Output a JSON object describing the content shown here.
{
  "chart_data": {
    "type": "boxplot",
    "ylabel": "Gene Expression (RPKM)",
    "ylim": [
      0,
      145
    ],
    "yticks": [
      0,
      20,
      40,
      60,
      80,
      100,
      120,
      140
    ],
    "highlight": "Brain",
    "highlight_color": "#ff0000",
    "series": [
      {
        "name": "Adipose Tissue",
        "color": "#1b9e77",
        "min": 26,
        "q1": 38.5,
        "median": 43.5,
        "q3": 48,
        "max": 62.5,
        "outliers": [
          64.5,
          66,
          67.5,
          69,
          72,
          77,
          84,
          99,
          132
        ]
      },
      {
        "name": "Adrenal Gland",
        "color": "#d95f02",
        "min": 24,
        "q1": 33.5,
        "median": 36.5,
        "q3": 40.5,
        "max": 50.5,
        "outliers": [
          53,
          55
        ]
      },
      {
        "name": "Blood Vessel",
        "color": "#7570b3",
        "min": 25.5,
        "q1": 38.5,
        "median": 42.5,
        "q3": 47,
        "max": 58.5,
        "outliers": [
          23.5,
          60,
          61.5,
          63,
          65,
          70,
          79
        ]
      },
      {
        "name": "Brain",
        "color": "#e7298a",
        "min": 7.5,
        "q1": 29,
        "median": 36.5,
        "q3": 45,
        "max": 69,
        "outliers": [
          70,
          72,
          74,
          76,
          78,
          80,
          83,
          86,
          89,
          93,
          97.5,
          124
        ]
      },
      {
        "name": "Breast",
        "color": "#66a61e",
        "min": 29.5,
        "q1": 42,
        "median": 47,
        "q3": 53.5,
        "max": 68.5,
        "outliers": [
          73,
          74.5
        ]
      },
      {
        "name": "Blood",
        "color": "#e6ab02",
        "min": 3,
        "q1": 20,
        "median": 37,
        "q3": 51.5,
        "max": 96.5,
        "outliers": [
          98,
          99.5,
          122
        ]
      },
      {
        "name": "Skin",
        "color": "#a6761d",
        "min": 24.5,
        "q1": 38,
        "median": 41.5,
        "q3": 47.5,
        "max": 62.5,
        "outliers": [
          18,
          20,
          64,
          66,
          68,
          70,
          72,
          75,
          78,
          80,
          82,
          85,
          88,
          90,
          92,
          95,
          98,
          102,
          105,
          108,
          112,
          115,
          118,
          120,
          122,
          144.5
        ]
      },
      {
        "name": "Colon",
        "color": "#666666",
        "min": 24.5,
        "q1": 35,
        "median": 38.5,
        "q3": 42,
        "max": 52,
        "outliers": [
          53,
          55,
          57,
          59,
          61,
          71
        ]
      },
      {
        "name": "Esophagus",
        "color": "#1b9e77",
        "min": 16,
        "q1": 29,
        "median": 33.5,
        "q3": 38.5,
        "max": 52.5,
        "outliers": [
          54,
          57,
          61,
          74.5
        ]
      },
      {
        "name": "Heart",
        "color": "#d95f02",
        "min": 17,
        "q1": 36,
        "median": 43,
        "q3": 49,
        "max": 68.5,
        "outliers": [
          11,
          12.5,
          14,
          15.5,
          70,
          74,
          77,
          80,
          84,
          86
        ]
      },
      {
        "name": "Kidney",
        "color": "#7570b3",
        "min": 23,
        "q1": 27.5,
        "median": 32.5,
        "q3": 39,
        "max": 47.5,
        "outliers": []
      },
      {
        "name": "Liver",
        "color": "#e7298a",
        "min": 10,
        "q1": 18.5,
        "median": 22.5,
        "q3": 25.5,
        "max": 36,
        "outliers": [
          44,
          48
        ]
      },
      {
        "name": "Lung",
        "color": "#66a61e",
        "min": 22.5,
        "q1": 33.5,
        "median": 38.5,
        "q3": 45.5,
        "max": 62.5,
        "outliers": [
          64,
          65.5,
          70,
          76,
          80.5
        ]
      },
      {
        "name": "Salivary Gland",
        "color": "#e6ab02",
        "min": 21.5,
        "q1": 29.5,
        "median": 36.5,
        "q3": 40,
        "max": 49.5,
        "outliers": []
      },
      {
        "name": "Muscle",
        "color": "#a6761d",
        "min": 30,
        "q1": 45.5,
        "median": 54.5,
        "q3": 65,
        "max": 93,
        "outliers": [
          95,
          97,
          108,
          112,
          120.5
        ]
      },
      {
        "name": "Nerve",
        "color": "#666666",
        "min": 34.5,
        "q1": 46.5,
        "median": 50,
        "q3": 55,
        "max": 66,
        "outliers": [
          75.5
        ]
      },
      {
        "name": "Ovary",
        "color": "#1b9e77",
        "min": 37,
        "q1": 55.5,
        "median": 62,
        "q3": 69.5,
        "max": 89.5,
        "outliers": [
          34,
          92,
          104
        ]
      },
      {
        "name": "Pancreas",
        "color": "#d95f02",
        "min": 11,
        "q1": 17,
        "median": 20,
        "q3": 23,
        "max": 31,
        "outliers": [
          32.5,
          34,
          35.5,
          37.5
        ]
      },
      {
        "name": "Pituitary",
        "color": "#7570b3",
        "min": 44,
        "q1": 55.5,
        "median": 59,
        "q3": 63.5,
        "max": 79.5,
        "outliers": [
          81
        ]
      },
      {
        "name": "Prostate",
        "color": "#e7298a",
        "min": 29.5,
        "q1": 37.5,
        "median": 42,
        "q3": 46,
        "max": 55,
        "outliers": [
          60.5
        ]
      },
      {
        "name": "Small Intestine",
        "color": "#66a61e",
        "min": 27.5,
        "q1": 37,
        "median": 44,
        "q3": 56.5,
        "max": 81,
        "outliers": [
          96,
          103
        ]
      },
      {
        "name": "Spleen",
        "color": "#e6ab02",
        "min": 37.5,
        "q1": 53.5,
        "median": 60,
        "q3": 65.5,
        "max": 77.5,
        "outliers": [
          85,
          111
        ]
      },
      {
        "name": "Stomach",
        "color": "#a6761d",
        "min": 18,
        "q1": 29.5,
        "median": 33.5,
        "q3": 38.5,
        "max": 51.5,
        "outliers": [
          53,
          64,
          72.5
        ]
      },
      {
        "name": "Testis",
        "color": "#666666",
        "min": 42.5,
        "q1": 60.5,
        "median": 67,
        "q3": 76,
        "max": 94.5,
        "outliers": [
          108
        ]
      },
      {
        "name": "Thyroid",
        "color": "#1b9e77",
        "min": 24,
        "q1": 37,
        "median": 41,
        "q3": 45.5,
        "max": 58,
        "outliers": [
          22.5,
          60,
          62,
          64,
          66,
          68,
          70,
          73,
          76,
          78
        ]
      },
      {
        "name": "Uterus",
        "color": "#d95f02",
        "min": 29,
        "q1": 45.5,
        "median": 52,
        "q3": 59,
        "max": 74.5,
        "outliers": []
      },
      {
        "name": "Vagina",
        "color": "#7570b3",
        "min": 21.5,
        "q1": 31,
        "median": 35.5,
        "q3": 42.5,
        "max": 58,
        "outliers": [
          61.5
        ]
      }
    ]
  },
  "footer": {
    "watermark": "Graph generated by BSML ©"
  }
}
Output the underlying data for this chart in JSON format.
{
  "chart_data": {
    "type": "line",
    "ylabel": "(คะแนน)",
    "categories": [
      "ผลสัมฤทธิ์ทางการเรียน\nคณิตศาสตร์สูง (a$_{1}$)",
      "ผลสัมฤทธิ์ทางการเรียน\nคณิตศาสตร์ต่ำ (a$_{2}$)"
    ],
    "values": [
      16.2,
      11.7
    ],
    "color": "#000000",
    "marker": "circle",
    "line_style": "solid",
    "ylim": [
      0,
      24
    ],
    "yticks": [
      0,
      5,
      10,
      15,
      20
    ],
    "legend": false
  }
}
____
■ Given exercise
Every record shown above should be written out again exactly.

■ Output
Output a JSON object describing the content shown here.
{
  "chart_data": {
    "type": "boxplot",
    "ylabel": "Gene Expression (RPKM)",
    "ylim": [
      0,
      145
    ],
    "yticks": [
      0,
      20,
      40,
      60,
      80,
      100,
      120,
      140
    ],
    "highlight": "Brain",
    "highlight_color": "#ff0000",
    "series": [
      {
        "name": "Adipose Tissue",
        "color": "#1b9e77",
        "min": 26,
        "q1": 38.5,
        "median": 43.5,
        "q3": 48,
        "max": 62.5,
        "outliers": [
          64.5,
          66,
          67.5,
          69,
          72,
          77,
          84,
          99,
          132
        ]
      },
      {
        "name": "Adrenal Gland",
        "color": "#d95f02",
        "min": 24,
        "q1": 33.5,
        "median": 36.5,
        "q3": 40.5,
        "max": 50.5,
        "outliers": [
          53,
          55
        ]
      },
      {
        "name": "Blood Vessel",
        "color": "#7570b3",
        "min": 25.5,
        "q1": 38.5,
        "median": 42.5,
        "q3": 47,
        "max": 58.5,
        "outliers": [
          23.5,
          60,
          61.5,
          63,
          65,
          70,
          79
        ]
      },
      {
        "name": "Brain",
        "color": "#e7298a",
        "min": 7.5,
        "q1": 29,
        "median": 36.5,
        "q3": 45,
        "max": 69,
        "outliers": [
          70,
          72,
          74,
          76,
          78,
          80,
          83,
          86,
          89,
          93,
          97.5,
          124
        ]
      },
      {
        "name": "Breast",
        "color": "#66a61e",
        "min": 29.5,
        "q1": 42,
        "median": 47,
        "q3": 53.5,
        "max": 68.5,
        "outliers": [
          73,
          74.5
        ]
      },
      {
        "name": "Blood",
        "color": "#e6ab02",
        "min": 3,
        "q1": 20,
        "median": 37,
        "q3": 51.5,
        "max": 96.5,
        "outliers": [
          98,
          99.5,
          122
        ]
      },
      {
        "name": "Skin",
        "color": "#a6761d",
        "min": 24.5,
        "q1": 38,
        "median": 41.5,
        "q3": 47.5,
        "max": 62.5,
        "outliers": [
          18,
          20,
          64,
          66,
          68,
          70,
          72,
          75,
          78,
          80,
          82,
          85,
          88,
          90,
          92,
          95,
          98,
          102,
          105,
          108,
          112,
          115,
          118,
          120,
          122,
          144.5
        ]
      },
      {
        "name": "Colon",
        "color": "#666666",
        "min": 24.5,
        "q1": 35,
        "median": 38.5,
        "q3": 42,
        "max": 52,
        "outliers": [
          53,
          55,
          57,
          59,
          61,
          71
        ]
      },
      {
        "name": "Esophagus",
        "color": "#1b9e77",
        "min": 16,
        "q1": 29,
        "median": 33.5,
        "q3": 38.5,
        "max": 52.5,
        "outliers": [
          54,
          57,
          61,
          74.5
        ]
      },
      {
        "name": "Heart",
        "color": "#d95f02",
        "min": 17,
        "q1": 36,
        "median": 43,
        "q3": 49,
        "max": 68.5,
        "outliers": [
          11,
          12.5,
          14,
          15.5,
          70,
          74,
          77,
          80,
          84,
          86
        ]
      },
      {
        "name": "Kidney",
        "color": "#7570b3",
        "min": 23,
        "q1": 27.5,
        "median": 32.5,
        "q3": 39,
        "max": 47.5,
        "outliers": []
      },
      {
        "name": "Liver",
        "color": "#e7298a",
        "min": 10,
        "q1": 18.5,
        "median": 22.5,
        "q3": 25.5,
        "max": 36,
        "outliers": [
          44,
          48
        ]
      },
      {
        "name": "Lung",
        "color": "#66a61e",
        "min": 22.5,
        "q1": 33.5,
        "median": 38.5,
        "q3": 45.5,
        "max": 62.5,
        "outliers": [
          64,
          65.5,
          70,
          76,
          80.5
        ]
      },
      {
        "name": "Salivary Gland",
        "color": "#e6ab02",
        "min": 21.5,
        "q1": 29.5,
        "median": 36.5,
        "q3": 40,
        "max": 49.5,
        "outliers": []
      },
      {
        "name": "Muscle",
        "color": "#a6761d",
        "min": 30,
        "q1": 45.5,
        "median": 54.5,
        "q3": 65,
        "max": 93,
        "outliers": [
          95,
          97,
          108,
          112,
          120.5
        ]
      },
      {
        "name": "Nerve",
        "color": "#666666",
        "min": 34.5,
        "q1": 46.5,
        "median": 50,
        "q3": 55,
        "max": 66,
        "outliers": [
          75.5
        ]
      },
      {
        "name": "Ovary",
        "color": "#1b9e77",
        "min": 37,
        "q1": 55.5,
        "median": 62,
        "q3": 69.5,
        "max": 89.5,
        "outliers": [
          34,
          92,
          104
        ]
      },
      {
        "name": "Pancreas",
        "color": "#d95f02",
        "min": 11,
        "q1": 17,
        "median": 20,
        "q3": 23,
        "max": 31,
        "outliers": [
          32.5,
          34,
          35.5,
          37.5
        ]
      },
      {
        "name": "Pituitary",
        "color": "#7570b3",
        "min": 44,
        "q1": 55.5,
        "median": 59,
        "q3": 63.5,
        "max": 79.5,
        "outliers": [
          81
        ]
      },
      {
        "name": "Prostate",
        "color": "#e7298a",
        "min": 29.5,
        "q1": 37.5,
        "median": 42,
        "q3": 46,
        "max": 55,
        "outliers": [
          60.5
        ]
      },
      {
        "name": "Small Intestine",
        "color": "#66a61e",
        "min": 27.5,
        "q1": 37,
        "median": 44,
        "q3": 56.5,
        "max": 81,
        "outliers": [
          96,
          103
        ]
      },
      {
        "name": "Spleen",
        "color": "#e6ab02",
        "min": 37.5,
        "q1": 53.5,
        "median": 60,
        "q3": 65.5,
        "max": 77.5,
        "outliers": [
          85,
          111
        ]
      },
      {
        "name": "Stomach",
        "color": "#a6761d",
        "min": 18,
        "q1": 29.5,
        "median": 33.5,
        "q3": 38.5,
        "max": 51.5,
        "outliers": [
          53,
          64,
          72.5
        ]
      },
      {
        "name": "Testis",
        "color": "#666666",
        "min": 42.5,
        "q1": 60.5,
        "median": 67,
        "q3": 76,
        "max": 94.5,
        "outliers": [
          108
        ]
      },
      {
        "name": "Thyroid",
        "color": "#1b9e77",
        "min": 24,
        "q1": 37,
        "median": 41,
        "q3": 45.5,
        "max": 58,
        "outliers": [
          22.5,
          60,
          62,
          64,
          66,
          68,
          70,
          73,
          76,
          78
        ]
      },
      {
        "name": "Uterus",
        "color": "#d95f02",
        "min": 29,
        "q1": 45.5,
        "median": 52,
        "q3": 59,
        "max": 74.5,
        "outliers": []
      },
      {
        "name": "Vagina",
        "color": "#7570b3",
        "min": 21.5,
        "q1": 31,
        "median": 35.5,
        "q3": 42.5,
        "max": 58,
        "outliers": [
          61.5
        ]
      }
    ]
  },
  "footer": {
    "watermark": "Graph generated by BSML ©"
  }
}
Output the underlying data for this chart in JSON format.
{
  "chart_data": {
    "type": "line",
    "ylabel": "(คะแนน)",
    "categories": [
      "ผลสัมฤทธิ์ทางการเรียน\nคณิตศาสตร์สูง (a$_{1}$)",
      "ผลสัมฤทธิ์ทางการเรียน\nคณิตศาสตร์ต่ำ (a$_{2}$)"
    ],
    "values": [
      16.2,
      11.7
    ],
    "color": "#000000",
    "marker": "circle",
    "line_style": "solid",
    "ylim": [
      0,
      24
    ],
    "yticks": [
      0,
      5,
      10,
      15,
      20
    ],
    "legend": false
  }
}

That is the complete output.